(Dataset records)
— begin —

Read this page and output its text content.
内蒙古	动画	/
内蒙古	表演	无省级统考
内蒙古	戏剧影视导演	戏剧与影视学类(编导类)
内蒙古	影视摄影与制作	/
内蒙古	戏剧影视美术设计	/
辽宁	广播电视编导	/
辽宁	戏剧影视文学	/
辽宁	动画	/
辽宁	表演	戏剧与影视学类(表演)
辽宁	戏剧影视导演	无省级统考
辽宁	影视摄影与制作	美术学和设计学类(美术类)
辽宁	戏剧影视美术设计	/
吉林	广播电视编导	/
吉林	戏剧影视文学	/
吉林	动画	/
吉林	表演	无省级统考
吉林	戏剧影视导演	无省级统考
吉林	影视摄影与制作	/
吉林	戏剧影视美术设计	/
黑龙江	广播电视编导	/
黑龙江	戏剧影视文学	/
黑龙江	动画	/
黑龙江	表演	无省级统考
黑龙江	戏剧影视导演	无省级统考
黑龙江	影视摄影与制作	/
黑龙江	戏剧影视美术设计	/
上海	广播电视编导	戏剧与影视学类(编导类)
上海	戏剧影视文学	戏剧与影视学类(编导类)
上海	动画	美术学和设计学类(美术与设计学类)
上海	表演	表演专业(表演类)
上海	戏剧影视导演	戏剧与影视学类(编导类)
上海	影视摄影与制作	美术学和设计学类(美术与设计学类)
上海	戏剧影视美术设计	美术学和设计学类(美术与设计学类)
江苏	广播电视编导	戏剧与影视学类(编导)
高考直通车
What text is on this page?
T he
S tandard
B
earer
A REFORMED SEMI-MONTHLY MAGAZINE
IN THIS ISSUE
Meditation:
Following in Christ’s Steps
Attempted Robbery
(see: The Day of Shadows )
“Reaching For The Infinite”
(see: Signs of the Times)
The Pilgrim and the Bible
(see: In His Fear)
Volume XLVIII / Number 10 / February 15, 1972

— end —

■ **Set exercise**
In the listing above, locate each line with "美术学和设计学类" and copy it.

■ **Solved problem**
辽宁	影视摄影与制作	美术学和设计学类(美术类)
上海	动画	美术学和设计学类(美术与设计学类)
上海	影视摄影与制作	美术学和设计学类(美术与设计学类)
上海	戏剧影视美术设计	美术学和设计学类(美术与设计学类)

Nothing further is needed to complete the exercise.